__Records provided__:

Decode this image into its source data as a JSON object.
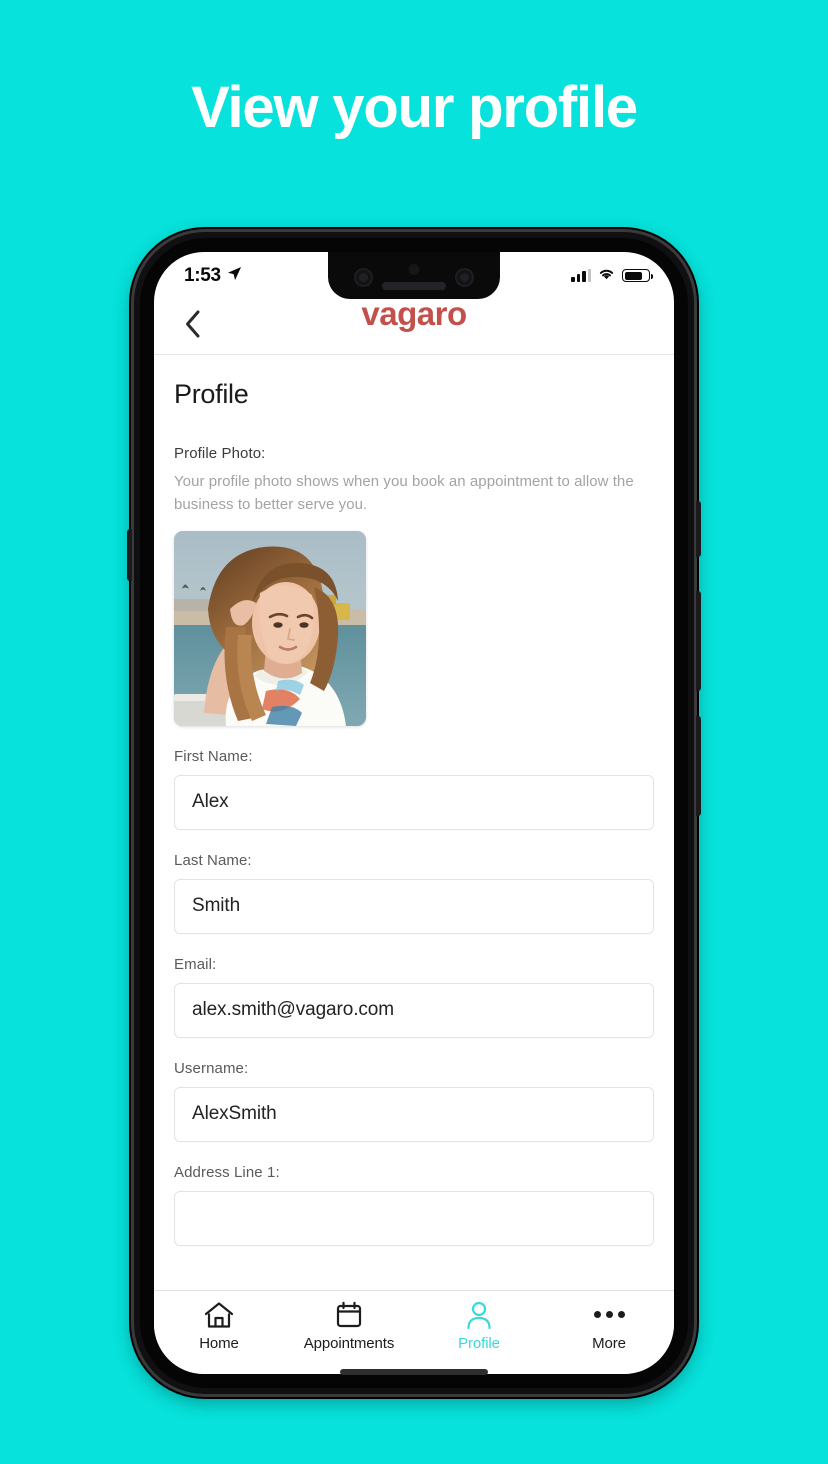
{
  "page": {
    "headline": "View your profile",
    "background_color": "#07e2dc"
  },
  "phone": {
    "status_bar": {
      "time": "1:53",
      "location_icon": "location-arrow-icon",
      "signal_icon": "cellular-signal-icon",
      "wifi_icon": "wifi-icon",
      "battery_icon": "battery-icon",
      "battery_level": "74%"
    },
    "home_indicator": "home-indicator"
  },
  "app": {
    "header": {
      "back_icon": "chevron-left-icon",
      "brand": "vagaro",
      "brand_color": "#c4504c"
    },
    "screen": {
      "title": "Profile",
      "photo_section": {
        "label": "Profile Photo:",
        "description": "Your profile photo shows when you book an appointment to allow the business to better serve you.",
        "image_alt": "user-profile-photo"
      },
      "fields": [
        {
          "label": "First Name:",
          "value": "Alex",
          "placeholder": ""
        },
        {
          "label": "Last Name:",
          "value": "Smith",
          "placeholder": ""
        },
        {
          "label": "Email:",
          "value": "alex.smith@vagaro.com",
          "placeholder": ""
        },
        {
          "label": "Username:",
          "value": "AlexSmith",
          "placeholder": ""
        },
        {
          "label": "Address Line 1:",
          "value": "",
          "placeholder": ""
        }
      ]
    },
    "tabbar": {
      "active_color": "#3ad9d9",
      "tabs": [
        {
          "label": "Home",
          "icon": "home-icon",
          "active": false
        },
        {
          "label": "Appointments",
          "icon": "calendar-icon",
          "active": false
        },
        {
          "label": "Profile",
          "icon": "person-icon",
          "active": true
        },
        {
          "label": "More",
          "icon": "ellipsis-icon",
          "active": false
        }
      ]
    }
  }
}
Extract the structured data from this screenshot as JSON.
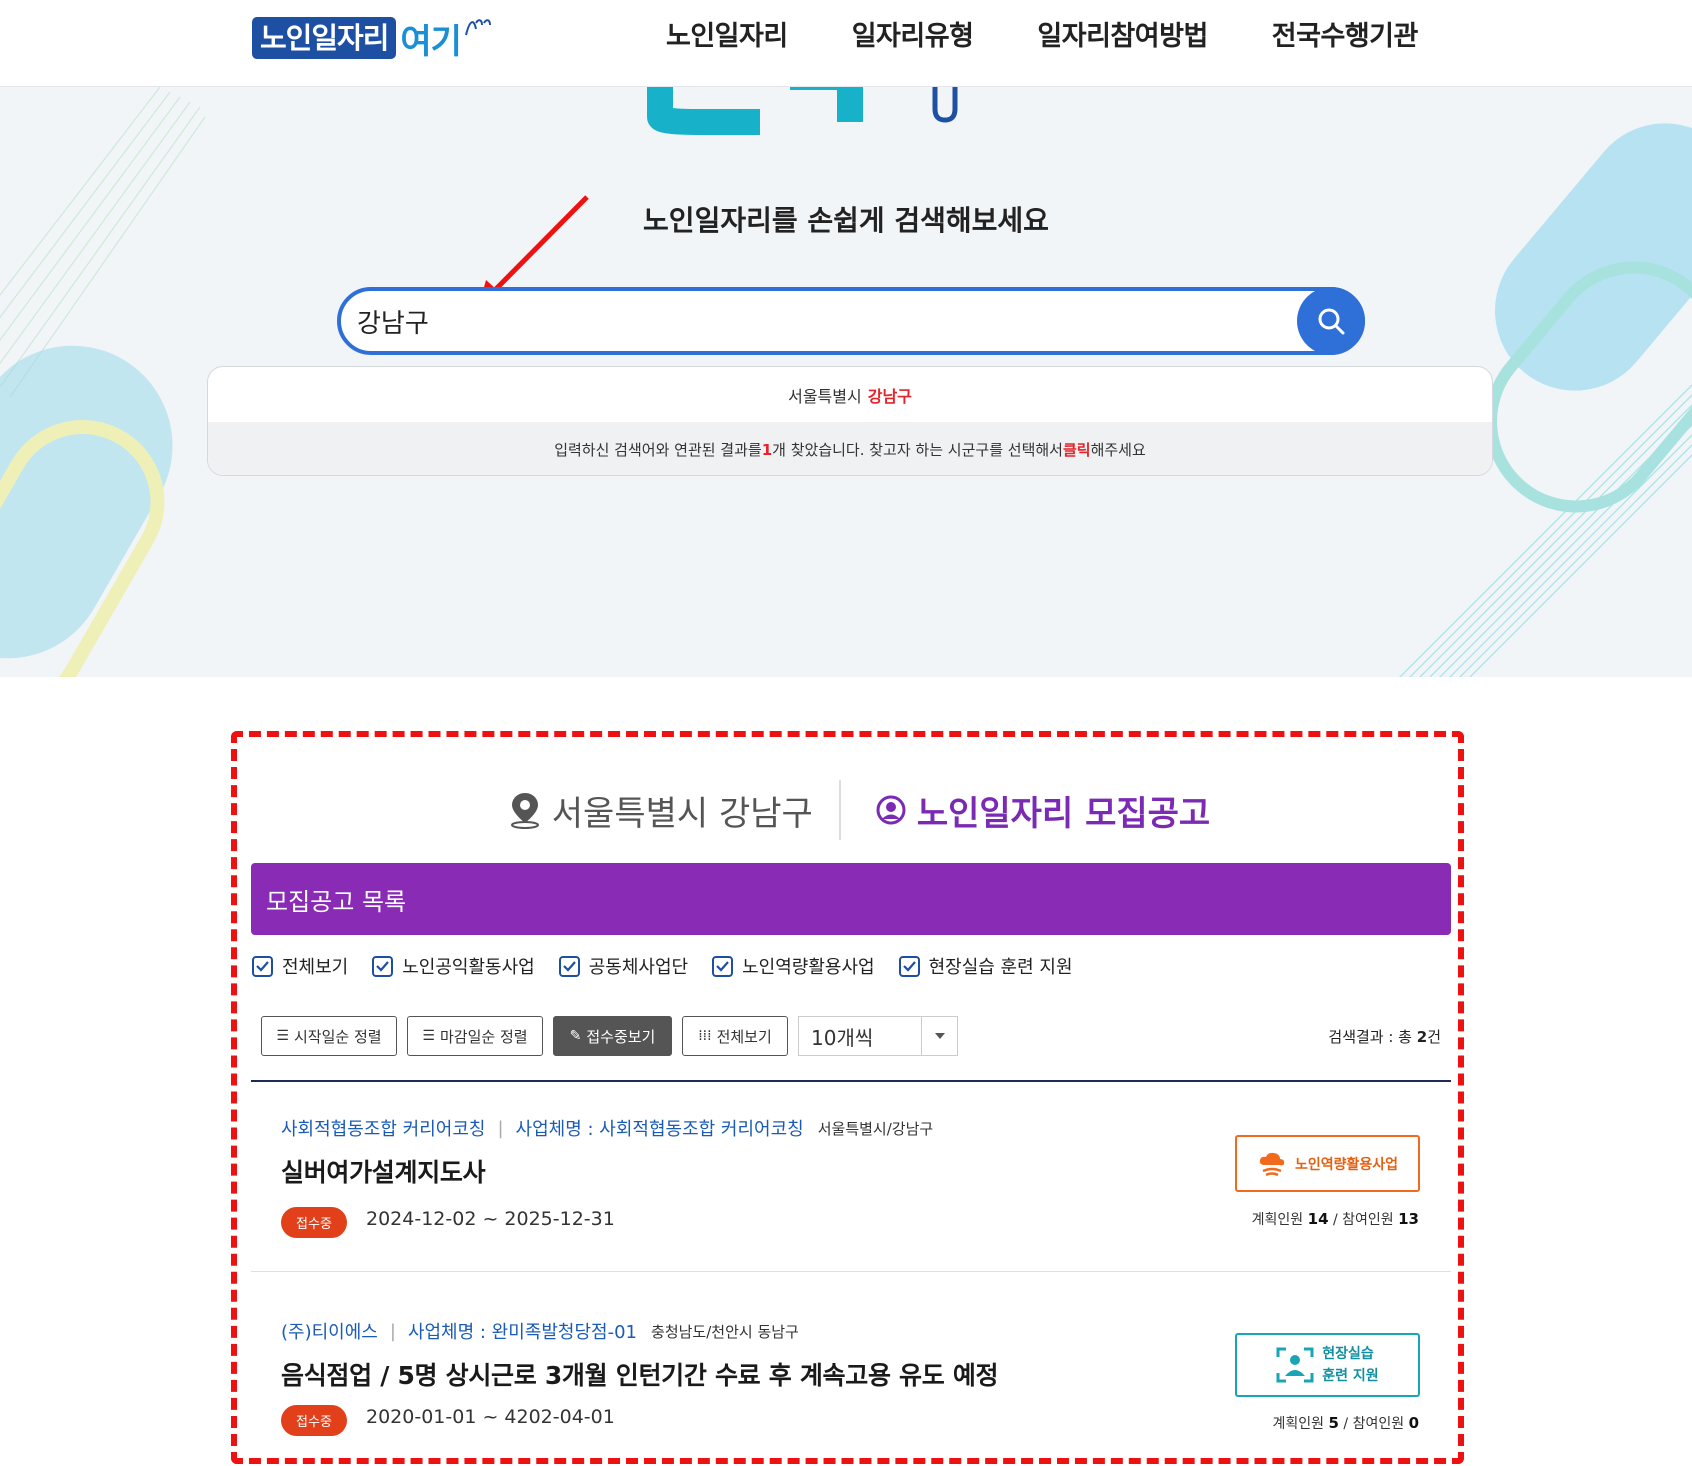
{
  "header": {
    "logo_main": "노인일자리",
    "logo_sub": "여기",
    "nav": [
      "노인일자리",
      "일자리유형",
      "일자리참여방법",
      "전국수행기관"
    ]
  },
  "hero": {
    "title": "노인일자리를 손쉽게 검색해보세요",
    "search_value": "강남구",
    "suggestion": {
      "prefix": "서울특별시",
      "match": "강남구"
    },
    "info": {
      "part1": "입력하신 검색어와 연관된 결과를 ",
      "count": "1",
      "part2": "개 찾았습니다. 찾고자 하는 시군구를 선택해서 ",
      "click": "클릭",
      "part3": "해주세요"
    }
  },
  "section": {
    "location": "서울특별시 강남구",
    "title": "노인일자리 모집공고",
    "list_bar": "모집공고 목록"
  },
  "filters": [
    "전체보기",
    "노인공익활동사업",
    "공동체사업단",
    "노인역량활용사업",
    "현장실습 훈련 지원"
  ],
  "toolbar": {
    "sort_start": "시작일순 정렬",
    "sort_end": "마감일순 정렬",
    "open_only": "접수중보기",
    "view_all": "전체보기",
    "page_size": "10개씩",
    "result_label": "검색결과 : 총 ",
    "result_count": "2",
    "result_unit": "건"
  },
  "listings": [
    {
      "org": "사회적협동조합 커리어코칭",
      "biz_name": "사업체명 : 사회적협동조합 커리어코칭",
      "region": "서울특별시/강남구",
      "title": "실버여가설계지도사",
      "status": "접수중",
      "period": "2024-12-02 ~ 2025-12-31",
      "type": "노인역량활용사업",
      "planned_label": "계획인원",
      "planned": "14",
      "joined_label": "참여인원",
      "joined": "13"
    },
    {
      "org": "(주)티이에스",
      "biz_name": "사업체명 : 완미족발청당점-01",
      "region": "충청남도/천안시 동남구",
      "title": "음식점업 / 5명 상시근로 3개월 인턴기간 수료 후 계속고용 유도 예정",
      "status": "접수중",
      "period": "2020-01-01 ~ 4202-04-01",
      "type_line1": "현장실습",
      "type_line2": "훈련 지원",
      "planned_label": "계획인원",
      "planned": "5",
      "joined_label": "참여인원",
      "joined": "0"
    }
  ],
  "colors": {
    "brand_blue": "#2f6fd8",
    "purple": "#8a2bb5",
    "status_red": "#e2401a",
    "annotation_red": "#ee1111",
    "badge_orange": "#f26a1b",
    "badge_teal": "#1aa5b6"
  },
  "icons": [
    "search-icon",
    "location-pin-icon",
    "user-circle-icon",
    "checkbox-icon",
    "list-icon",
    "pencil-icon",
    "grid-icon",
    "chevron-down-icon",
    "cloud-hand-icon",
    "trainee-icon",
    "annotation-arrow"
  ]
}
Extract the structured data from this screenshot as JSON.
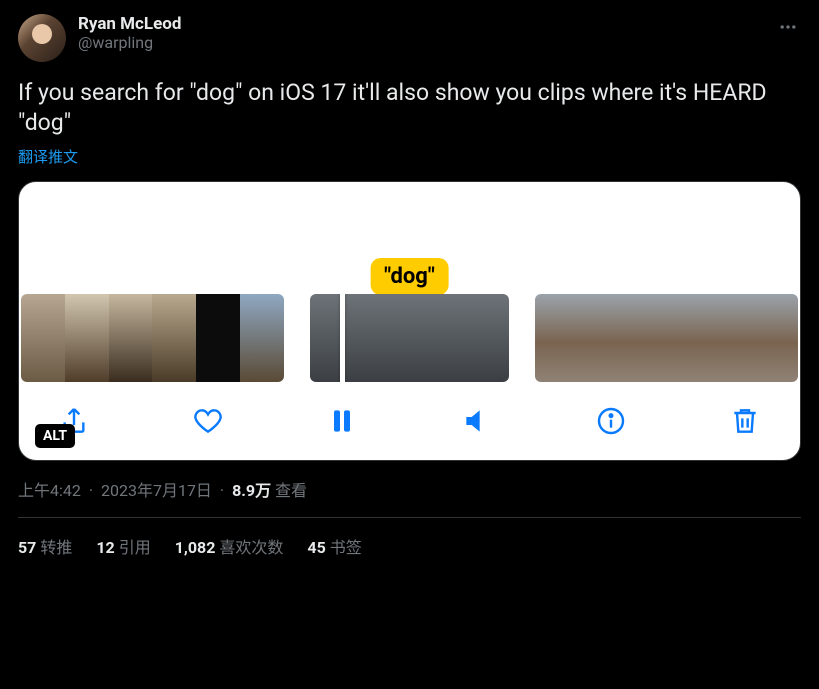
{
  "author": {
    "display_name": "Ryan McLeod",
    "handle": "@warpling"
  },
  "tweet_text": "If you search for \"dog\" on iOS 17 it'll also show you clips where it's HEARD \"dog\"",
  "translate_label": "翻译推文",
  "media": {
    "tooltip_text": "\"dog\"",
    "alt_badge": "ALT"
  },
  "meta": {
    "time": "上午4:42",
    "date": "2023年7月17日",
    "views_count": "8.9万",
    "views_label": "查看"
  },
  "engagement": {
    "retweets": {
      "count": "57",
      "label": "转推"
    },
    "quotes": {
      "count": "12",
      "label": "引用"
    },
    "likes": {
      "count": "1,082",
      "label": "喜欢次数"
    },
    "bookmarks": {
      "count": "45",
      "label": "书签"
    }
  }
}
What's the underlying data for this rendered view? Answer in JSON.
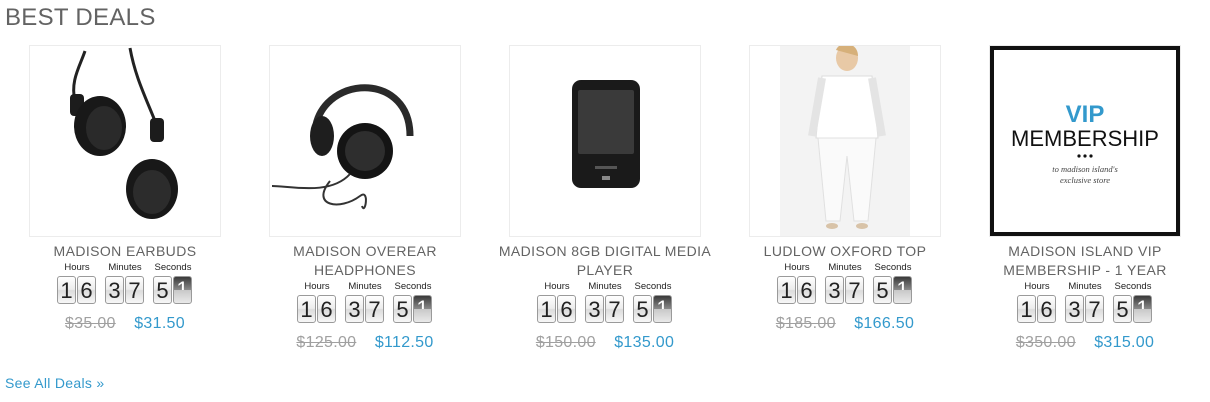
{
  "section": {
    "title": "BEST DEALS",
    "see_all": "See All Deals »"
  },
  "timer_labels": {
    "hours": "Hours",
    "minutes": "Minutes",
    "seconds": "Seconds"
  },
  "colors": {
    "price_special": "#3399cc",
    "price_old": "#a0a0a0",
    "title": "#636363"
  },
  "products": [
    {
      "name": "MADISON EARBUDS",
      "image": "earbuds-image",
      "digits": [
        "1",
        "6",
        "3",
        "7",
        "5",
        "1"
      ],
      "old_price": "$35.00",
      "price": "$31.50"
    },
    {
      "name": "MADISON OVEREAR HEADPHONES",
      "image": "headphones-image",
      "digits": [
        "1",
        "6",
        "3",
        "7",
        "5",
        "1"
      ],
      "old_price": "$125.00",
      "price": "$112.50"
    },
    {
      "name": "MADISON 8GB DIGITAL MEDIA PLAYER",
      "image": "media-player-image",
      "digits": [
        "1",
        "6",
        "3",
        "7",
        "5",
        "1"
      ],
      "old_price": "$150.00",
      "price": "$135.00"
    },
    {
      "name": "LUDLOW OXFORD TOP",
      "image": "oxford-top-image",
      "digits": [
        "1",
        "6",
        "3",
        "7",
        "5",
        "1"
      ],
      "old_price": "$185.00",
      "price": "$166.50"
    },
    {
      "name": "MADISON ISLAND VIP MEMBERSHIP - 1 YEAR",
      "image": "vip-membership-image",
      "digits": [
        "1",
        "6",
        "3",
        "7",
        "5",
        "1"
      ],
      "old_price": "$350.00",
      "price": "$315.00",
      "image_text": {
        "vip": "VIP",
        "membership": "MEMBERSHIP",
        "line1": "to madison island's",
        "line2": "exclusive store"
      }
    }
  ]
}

__Task prompt__: Restate the whole listing above exactly, please, omitting every image.

__Response to the task__:
Decode this image into its source data as a JSON object.
{
  "page": {
    "headline": "View your profile",
    "background_color": "#07e2dc"
  },
  "phone": {
    "status_bar": {
      "time": "1:53",
      "location_icon": "location-arrow-icon",
      "signal_icon": "cellular-signal-icon",
      "wifi_icon": "wifi-icon",
      "battery_icon": "battery-icon",
      "battery_level": "74%"
    },
    "home_indicator": "home-indicator"
  },
  "app": {
    "header": {
      "back_icon": "chevron-left-icon",
      "brand": "vagaro",
      "brand_color": "#c4504c"
    },
    "screen": {
      "title": "Profile",
      "photo_section": {
        "label": "Profile Photo:",
        "description": "Your profile photo shows when you book an appointment to allow the business to better serve you.",
        "image_alt": "user-profile-photo"
      },
      "fields": [
        {
          "label": "First Name:",
          "value": "Alex",
          "placeholder": ""
        },
        {
          "label": "Last Name:",
          "value": "Smith",
          "placeholder": ""
        },
        {
          "label": "Email:",
          "value": "alex.smith@vagaro.com",
          "placeholder": ""
        },
        {
          "label": "Username:",
          "value": "AlexSmith",
          "placeholder": ""
        },
        {
          "label": "Address Line 1:",
          "value": "",
          "placeholder": ""
        }
      ]
    },
    "tabbar": {
      "active_color": "#3ad9d9",
      "tabs": [
        {
          "label": "Home",
          "icon": "home-icon",
          "active": false
        },
        {
          "label": "Appointments",
          "icon": "calendar-icon",
          "active": false
        },
        {
          "label": "Profile",
          "icon": "person-icon",
          "active": true
        },
        {
          "label": "More",
          "icon": "ellipsis-icon",
          "active": false
        }
      ]
    }
  }
}
Extract the structured data from this screenshot as JSON.
{
  "header": {
    "logo_main": "노인일자리",
    "logo_sub": "여기",
    "nav": [
      "노인일자리",
      "일자리유형",
      "일자리참여방법",
      "전국수행기관"
    ]
  },
  "hero": {
    "title": "노인일자리를 손쉽게 검색해보세요",
    "search_value": "강남구",
    "suggestion": {
      "prefix": "서울특별시",
      "match": "강남구"
    },
    "info": {
      "part1": "입력하신 검색어와 연관된 결과를 ",
      "count": "1",
      "part2": "개 찾았습니다. 찾고자 하는 시군구를 선택해서 ",
      "click": "클릭",
      "part3": "해주세요"
    }
  },
  "section": {
    "location": "서울특별시 강남구",
    "title": "노인일자리 모집공고",
    "list_bar": "모집공고 목록"
  },
  "filters": [
    "전체보기",
    "노인공익활동사업",
    "공동체사업단",
    "노인역량활용사업",
    "현장실습 훈련 지원"
  ],
  "toolbar": {
    "sort_start": "시작일순 정렬",
    "sort_end": "마감일순 정렬",
    "open_only": "접수중보기",
    "view_all": "전체보기",
    "page_size": "10개씩",
    "result_label": "검색결과 : 총 ",
    "result_count": "2",
    "result_unit": "건"
  },
  "listings": [
    {
      "org": "사회적협동조합 커리어코칭",
      "biz_name": "사업체명 : 사회적협동조합 커리어코칭",
      "region": "서울특별시/강남구",
      "title": "실버여가설계지도사",
      "status": "접수중",
      "period": "2024-12-02 ~ 2025-12-31",
      "type": "노인역량활용사업",
      "planned_label": "계획인원",
      "planned": "14",
      "joined_label": "참여인원",
      "joined": "13"
    },
    {
      "org": "(주)티이에스",
      "biz_name": "사업체명 : 완미족발청당점-01",
      "region": "충청남도/천안시 동남구",
      "title": "음식점업 / 5명 상시근로 3개월 인턴기간 수료 후 계속고용 유도 예정",
      "status": "접수중",
      "period": "2020-01-01 ~ 4202-04-01",
      "type_line1": "현장실습",
      "type_line2": "훈련 지원",
      "planned_label": "계획인원",
      "planned": "5",
      "joined_label": "참여인원",
      "joined": "0"
    }
  ],
  "colors": {
    "brand_blue": "#2f6fd8",
    "purple": "#8a2bb5",
    "status_red": "#e2401a",
    "annotation_red": "#ee1111",
    "badge_orange": "#f26a1b",
    "badge_teal": "#1aa5b6"
  },
  "icons": [
    "search-icon",
    "location-pin-icon",
    "user-circle-icon",
    "checkbox-icon",
    "list-icon",
    "pencil-icon",
    "grid-icon",
    "chevron-down-icon",
    "cloud-hand-icon",
    "trainee-icon",
    "annotation-arrow"
  ]
}
Extract the structured data from this screenshot as JSON.
{
  "author": {
    "display_name": "Ryan McLeod",
    "handle": "@warpling"
  },
  "tweet_text": "If you search for \"dog\" on iOS 17 it'll also show you clips where it's HEARD \"dog\"",
  "translate_label": "翻译推文",
  "media": {
    "tooltip_text": "\"dog\"",
    "alt_badge": "ALT"
  },
  "meta": {
    "time": "上午4:42",
    "date": "2023年7月17日",
    "views_count": "8.9万",
    "views_label": "查看"
  },
  "engagement": {
    "retweets": {
      "count": "57",
      "label": "转推"
    },
    "quotes": {
      "count": "12",
      "label": "引用"
    },
    "likes": {
      "count": "1,082",
      "label": "喜欢次数"
    },
    "bookmarks": {
      "count": "45",
      "label": "书签"
    }
  }
}
What's the underlying data for this rendered view? Answer in JSON.
{
  "section": {
    "title": "BEST DEALS",
    "see_all": "See All Deals »"
  },
  "timer_labels": {
    "hours": "Hours",
    "minutes": "Minutes",
    "seconds": "Seconds"
  },
  "colors": {
    "price_special": "#3399cc",
    "price_old": "#a0a0a0",
    "title": "#636363"
  },
  "products": [
    {
      "name": "MADISON EARBUDS",
      "image": "earbuds-image",
      "digits": [
        "1",
        "6",
        "3",
        "7",
        "5",
        "1"
      ],
      "old_price": "$35.00",
      "price": "$31.50"
    },
    {
      "name": "MADISON OVEREAR HEADPHONES",
      "image": "headphones-image",
      "digits": [
        "1",
        "6",
        "3",
        "7",
        "5",
        "1"
      ],
      "old_price": "$125.00",
      "price": "$112.50"
    },
    {
      "name": "MADISON 8GB DIGITAL MEDIA PLAYER",
      "image": "media-player-image",
      "digits": [
        "1",
        "6",
        "3",
        "7",
        "5",
        "1"
      ],
      "old_price": "$150.00",
      "price": "$135.00"
    },
    {
      "name": "LUDLOW OXFORD TOP",
      "image": "oxford-top-image",
      "digits": [
        "1",
        "6",
        "3",
        "7",
        "5",
        "1"
      ],
      "old_price": "$185.00",
      "price": "$166.50"
    },
    {
      "name": "MADISON ISLAND VIP MEMBERSHIP - 1 YEAR",
      "image": "vip-membership-image",
      "digits": [
        "1",
        "6",
        "3",
        "7",
        "5",
        "1"
      ],
      "old_price": "$350.00",
      "price": "$315.00",
      "image_text": {
        "vip": "VIP",
        "membership": "MEMBERSHIP",
        "line1": "to madison island's",
        "line2": "exclusive store"
      }
    }
  ]
}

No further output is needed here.